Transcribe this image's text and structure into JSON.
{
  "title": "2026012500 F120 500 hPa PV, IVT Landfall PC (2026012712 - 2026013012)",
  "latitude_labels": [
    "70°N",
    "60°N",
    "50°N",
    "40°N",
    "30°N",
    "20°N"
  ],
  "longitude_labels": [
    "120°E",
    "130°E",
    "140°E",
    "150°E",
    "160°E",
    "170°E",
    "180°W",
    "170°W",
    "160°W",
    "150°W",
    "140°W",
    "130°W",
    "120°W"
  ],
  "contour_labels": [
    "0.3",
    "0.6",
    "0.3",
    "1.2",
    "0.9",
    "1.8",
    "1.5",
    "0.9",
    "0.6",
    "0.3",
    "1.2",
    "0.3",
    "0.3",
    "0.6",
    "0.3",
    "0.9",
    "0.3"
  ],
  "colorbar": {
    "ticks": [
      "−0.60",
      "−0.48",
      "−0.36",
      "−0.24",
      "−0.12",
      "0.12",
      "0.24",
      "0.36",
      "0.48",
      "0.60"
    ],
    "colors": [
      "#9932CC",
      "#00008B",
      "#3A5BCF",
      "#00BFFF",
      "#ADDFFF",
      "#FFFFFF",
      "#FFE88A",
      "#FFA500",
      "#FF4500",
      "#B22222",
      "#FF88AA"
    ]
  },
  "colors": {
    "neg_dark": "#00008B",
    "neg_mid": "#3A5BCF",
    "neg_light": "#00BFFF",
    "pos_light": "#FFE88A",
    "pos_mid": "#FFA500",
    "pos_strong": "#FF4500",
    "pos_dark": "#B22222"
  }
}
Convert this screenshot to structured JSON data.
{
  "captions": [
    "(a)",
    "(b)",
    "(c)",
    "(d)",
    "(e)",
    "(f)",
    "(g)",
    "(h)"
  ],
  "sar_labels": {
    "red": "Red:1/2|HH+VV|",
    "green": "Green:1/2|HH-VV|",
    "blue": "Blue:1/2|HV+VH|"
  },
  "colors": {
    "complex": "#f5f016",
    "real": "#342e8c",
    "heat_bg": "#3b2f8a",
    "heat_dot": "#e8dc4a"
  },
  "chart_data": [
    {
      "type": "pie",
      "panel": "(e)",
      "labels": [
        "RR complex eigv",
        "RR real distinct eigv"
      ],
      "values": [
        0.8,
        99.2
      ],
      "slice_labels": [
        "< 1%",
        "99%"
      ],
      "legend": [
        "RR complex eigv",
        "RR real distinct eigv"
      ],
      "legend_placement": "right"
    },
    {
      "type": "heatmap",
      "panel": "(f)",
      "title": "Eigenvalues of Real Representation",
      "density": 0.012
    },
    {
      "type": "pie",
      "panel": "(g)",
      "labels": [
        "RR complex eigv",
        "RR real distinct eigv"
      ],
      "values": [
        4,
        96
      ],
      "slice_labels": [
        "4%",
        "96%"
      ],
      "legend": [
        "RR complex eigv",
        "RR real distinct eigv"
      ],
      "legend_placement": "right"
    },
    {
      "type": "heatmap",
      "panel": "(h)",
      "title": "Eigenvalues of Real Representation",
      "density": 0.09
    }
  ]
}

## Problem
The entries above should be repeated exactly, every one of them.

## Complete answer
Transcribe this image's text and structure into JSON.
{
  "title": "2026012500 F120 500 hPa PV, IVT Landfall PC (2026012712 - 2026013012)",
  "latitude_labels": [
    "70°N",
    "60°N",
    "50°N",
    "40°N",
    "30°N",
    "20°N"
  ],
  "longitude_labels": [
    "120°E",
    "130°E",
    "140°E",
    "150°E",
    "160°E",
    "170°E",
    "180°W",
    "170°W",
    "160°W",
    "150°W",
    "140°W",
    "130°W",
    "120°W"
  ],
  "contour_labels": [
    "0.3",
    "0.6",
    "0.3",
    "1.2",
    "0.9",
    "1.8",
    "1.5",
    "0.9",
    "0.6",
    "0.3",
    "1.2",
    "0.3",
    "0.3",
    "0.6",
    "0.3",
    "0.9",
    "0.3"
  ],
  "colorbar": {
    "ticks": [
      "−0.60",
      "−0.48",
      "−0.36",
      "−0.24",
      "−0.12",
      "0.12",
      "0.24",
      "0.36",
      "0.48",
      "0.60"
    ],
    "colors": [
      "#9932CC",
      "#00008B",
      "#3A5BCF",
      "#00BFFF",
      "#ADDFFF",
      "#FFFFFF",
      "#FFE88A",
      "#FFA500",
      "#FF4500",
      "#B22222",
      "#FF88AA"
    ]
  },
  "colors": {
    "neg_dark": "#00008B",
    "neg_mid": "#3A5BCF",
    "neg_light": "#00BFFF",
    "pos_light": "#FFE88A",
    "pos_mid": "#FFA500",
    "pos_strong": "#FF4500",
    "pos_dark": "#B22222"
  }
}
Convert this screenshot to structured JSON data.
{
  "captions": [
    "(a)",
    "(b)",
    "(c)",
    "(d)",
    "(e)",
    "(f)",
    "(g)",
    "(h)"
  ],
  "sar_labels": {
    "red": "Red:1/2|HH+VV|",
    "green": "Green:1/2|HH-VV|",
    "blue": "Blue:1/2|HV+VH|"
  },
  "colors": {
    "complex": "#f5f016",
    "real": "#342e8c",
    "heat_bg": "#3b2f8a",
    "heat_dot": "#e8dc4a"
  },
  "chart_data": [
    {
      "type": "pie",
      "panel": "(e)",
      "labels": [
        "RR complex eigv",
        "RR real distinct eigv"
      ],
      "values": [
        0.8,
        99.2
      ],
      "slice_labels": [
        "< 1%",
        "99%"
      ],
      "legend": [
        "RR complex eigv",
        "RR real distinct eigv"
      ],
      "legend_placement": "right"
    },
    {
      "type": "heatmap",
      "panel": "(f)",
      "title": "Eigenvalues of Real Representation",
      "density": 0.012
    },
    {
      "type": "pie",
      "panel": "(g)",
      "labels": [
        "RR complex eigv",
        "RR real distinct eigv"
      ],
      "values": [
        4,
        96
      ],
      "slice_labels": [
        "4%",
        "96%"
      ],
      "legend": [
        "RR complex eigv",
        "RR real distinct eigv"
      ],
      "legend_placement": "right"
    },
    {
      "type": "heatmap",
      "panel": "(h)",
      "title": "Eigenvalues of Real Representation",
      "density": 0.09
    }
  ]
}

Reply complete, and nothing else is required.